◆ **Provided information**:
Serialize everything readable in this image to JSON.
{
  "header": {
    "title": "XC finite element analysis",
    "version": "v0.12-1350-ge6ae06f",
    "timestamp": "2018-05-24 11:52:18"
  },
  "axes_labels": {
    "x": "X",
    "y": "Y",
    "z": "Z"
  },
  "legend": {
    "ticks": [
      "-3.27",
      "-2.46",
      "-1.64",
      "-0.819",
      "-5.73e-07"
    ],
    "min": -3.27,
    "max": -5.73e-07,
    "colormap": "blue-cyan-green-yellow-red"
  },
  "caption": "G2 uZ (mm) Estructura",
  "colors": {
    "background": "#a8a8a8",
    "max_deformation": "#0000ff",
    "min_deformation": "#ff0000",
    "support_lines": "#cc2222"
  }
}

◆ **Stated goal**: Make an exact copy of the listing, including every line.

◆ **Task solution**:
Serialize everything readable in this image to JSON.
{
  "header": {
    "title": "XC finite element analysis",
    "version": "v0.12-1350-ge6ae06f",
    "timestamp": "2018-05-24 11:52:18"
  },
  "axes_labels": {
    "x": "X",
    "y": "Y",
    "z": "Z"
  },
  "legend": {
    "ticks": [
      "-3.27",
      "-2.46",
      "-1.64",
      "-0.819",
      "-5.73e-07"
    ],
    "min": -3.27,
    "max": -5.73e-07,
    "colormap": "blue-cyan-green-yellow-red"
  },
  "caption": "G2 uZ (mm) Estructura",
  "colors": {
    "background": "#a8a8a8",
    "max_deformation": "#0000ff",
    "min_deformation": "#ff0000",
    "support_lines": "#cc2222"
  }
}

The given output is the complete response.